>>>>>
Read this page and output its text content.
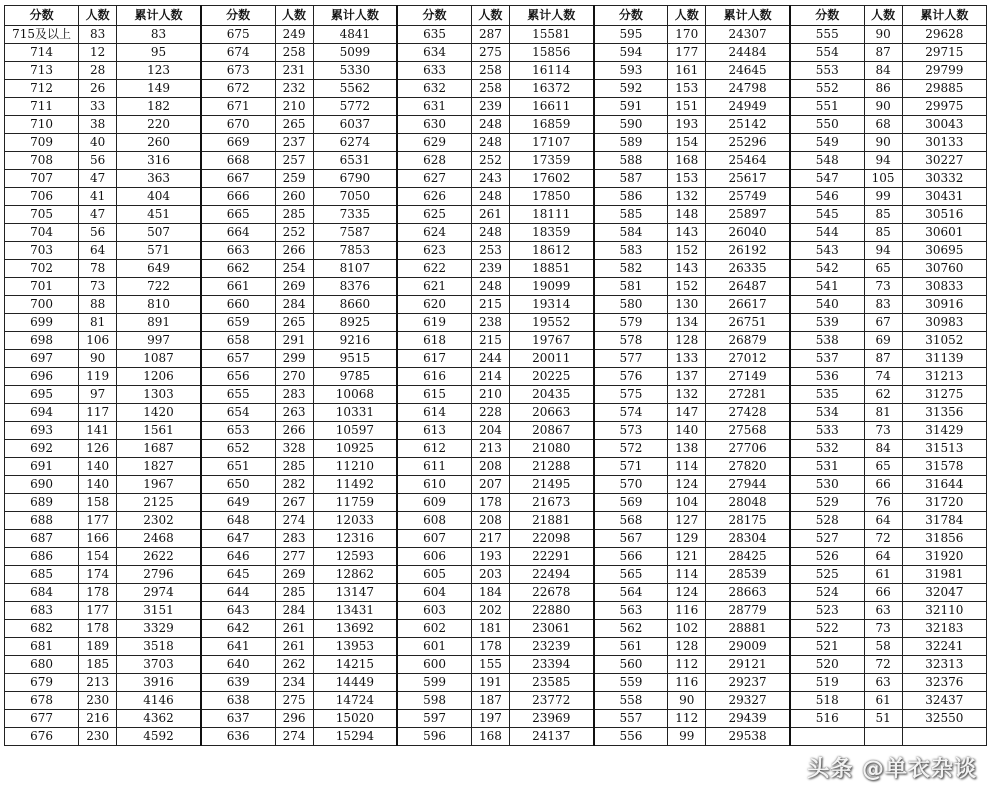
分数	人数	累计人数	分数	人数	累计人数	分数	人数	累计人数	分数	人数	累计人数	分数	人数	累计人数
715及以上	83	83	675	249	4841	635	287	15581	595	170	24307	555	90	29628
714	12	95	674	258	5099	634	275	15856	594	177	24484	554	87	29715
713	28	123	673	231	5330	633	258	16114	593	161	24645	553	84	29799
712	26	149	672	232	5562	632	258	16372	592	153	24798	552	86	29885
711	33	182	671	210	5772	631	239	16611	591	151	24949	551	90	29975
710	38	220	670	265	6037	630	248	16859	590	193	25142	550	68	30043
709	40	260	669	237	6274	629	248	17107	589	154	25296	549	90	30133
708	56	316	668	257	6531	628	252	17359	588	168	25464	548	94	30227
707	47	363	667	259	6790	627	243	17602	587	153	25617	547	105	30332
706	41	404	666	260	7050	626	248	17850	586	132	25749	546	99	30431
705	47	451	665	285	7335	625	261	18111	585	148	25897	545	85	30516
704	56	507	664	252	7587	624	248	18359	584	143	26040	544	85	30601
703	64	571	663	266	7853	623	253	18612	583	152	26192	543	94	30695
702	78	649	662	254	8107	622	239	18851	582	143	26335	542	65	30760
701	73	722	661	269	8376	621	248	19099	581	152	26487	541	73	30833
700	88	810	660	284	8660	620	215	19314	580	130	26617	540	83	30916
699	81	891	659	265	8925	619	238	19552	579	134	26751	539	67	30983
698	106	997	658	291	9216	618	215	19767	578	128	26879	538	69	31052
697	90	1087	657	299	9515	617	244	20011	577	133	27012	537	87	31139
696	119	1206	656	270	9785	616	214	20225	576	137	27149	536	74	31213
695	97	1303	655	283	10068	615	210	20435	575	132	27281	535	62	31275
694	117	1420	654	263	10331	614	228	20663	574	147	27428	534	81	31356
693	141	1561	653	266	10597	613	204	20867	573	140	27568	533	73	31429
692	126	1687	652	328	10925	612	213	21080	572	138	27706	532	84	31513
691	140	1827	651	285	11210	611	208	21288	571	114	27820	531	65	31578
690	140	1967	650	282	11492	610	207	21495	570	124	27944	530	66	31644
689	158	2125	649	267	11759	609	178	21673	569	104	28048	529	76	31720
688	177	2302	648	274	12033	608	208	21881	568	127	28175	528	64	31784
687	166	2468	647	283	12316	607	217	22098	567	129	28304	527	72	31856
686	154	2622	646	277	12593	606	193	22291	566	121	28425	526	64	31920
685	174	2796	645	269	12862	605	203	22494	565	114	28539	525	61	31981
684	178	2974	644	285	13147	604	184	22678	564	124	28663	524	66	32047
683	177	3151	643	284	13431	603	202	22880	563	116	28779	523	63	32110
682	178	3329	642	261	13692	602	181	23061	562	102	28881	522	73	32183
681	189	3518	641	261	13953	601	178	23239	561	128	29009	521	58	32241
680	185	3703	640	262	14215	600	155	23394	560	112	29121	520	72	32313
679	213	3916	639	234	14449	599	191	23585	559	116	29237	519	63	32376
678	230	4146	638	275	14724	598	187	23772	558	90	29327	518	61	32437
677	216	4362	637	296	15020	597	197	23969	557	112	29439	516	51	32550
676	230	4592	636	274	15294	596	168	24137	556	99	29538			
头条 @单衣杂谈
<<<<<
Exercise details ▸ Using the data above, print every line exactly, omitting pictures.

Task answer ▸
Read this page and output its text content.
分数	人数	累计人数	分数	人数	累计人数	分数	人数	累计人数	分数	人数	累计人数	分数	人数	累计人数
715及以上	83	83	675	249	4841	635	287	15581	595	170	24307	555	90	29628
714	12	95	674	258	5099	634	275	15856	594	177	24484	554	87	29715
713	28	123	673	231	5330	633	258	16114	593	161	24645	553	84	29799
712	26	149	672	232	5562	632	258	16372	592	153	24798	552	86	29885
711	33	182	671	210	5772	631	239	16611	591	151	24949	551	90	29975
710	38	220	670	265	6037	630	248	16859	590	193	25142	550	68	30043
709	40	260	669	237	6274	629	248	17107	589	154	25296	549	90	30133
708	56	316	668	257	6531	628	252	17359	588	168	25464	548	94	30227
707	47	363	667	259	6790	627	243	17602	587	153	25617	547	105	30332
706	41	404	666	260	7050	626	248	17850	586	132	25749	546	99	30431
705	47	451	665	285	7335	625	261	18111	585	148	25897	545	85	30516
704	56	507	664	252	7587	624	248	18359	584	143	26040	544	85	30601
703	64	571	663	266	7853	623	253	18612	583	152	26192	543	94	30695
702	78	649	662	254	8107	622	239	18851	582	143	26335	542	65	30760
701	73	722	661	269	8376	621	248	19099	581	152	26487	541	73	30833
700	88	810	660	284	8660	620	215	19314	580	130	26617	540	83	30916
699	81	891	659	265	8925	619	238	19552	579	134	26751	539	67	30983
698	106	997	658	291	9216	618	215	19767	578	128	26879	538	69	31052
697	90	1087	657	299	9515	617	244	20011	577	133	27012	537	87	31139
696	119	1206	656	270	9785	616	214	20225	576	137	27149	536	74	31213
695	97	1303	655	283	10068	615	210	20435	575	132	27281	535	62	31275
694	117	1420	654	263	10331	614	228	20663	574	147	27428	534	81	31356
693	141	1561	653	266	10597	613	204	20867	573	140	27568	533	73	31429
692	126	1687	652	328	10925	612	213	21080	572	138	27706	532	84	31513
691	140	1827	651	285	11210	611	208	21288	571	114	27820	531	65	31578
690	140	1967	650	282	11492	610	207	21495	570	124	27944	530	66	31644
689	158	2125	649	267	11759	609	178	21673	569	104	28048	529	76	31720
688	177	2302	648	274	12033	608	208	21881	568	127	28175	528	64	31784
687	166	2468	647	283	12316	607	217	22098	567	129	28304	527	72	31856
686	154	2622	646	277	12593	606	193	22291	566	121	28425	526	64	31920
685	174	2796	645	269	12862	605	203	22494	565	114	28539	525	61	31981
684	178	2974	644	285	13147	604	184	22678	564	124	28663	524	66	32047
683	177	3151	643	284	13431	603	202	22880	563	116	28779	523	63	32110
682	178	3329	642	261	13692	602	181	23061	562	102	28881	522	73	32183
681	189	3518	641	261	13953	601	178	23239	561	128	29009	521	58	32241
680	185	3703	640	262	14215	600	155	23394	560	112	29121	520	72	32313
679	213	3916	639	234	14449	599	191	23585	559	116	29237	519	63	32376
678	230	4146	638	275	14724	598	187	23772	558	90	29327	518	61	32437
677	216	4362	637	296	15020	597	197	23969	557	112	29439	516	51	32550
676	230	4592	636	274	15294	596	168	24137	556	99	29538			
头条 @单衣杂谈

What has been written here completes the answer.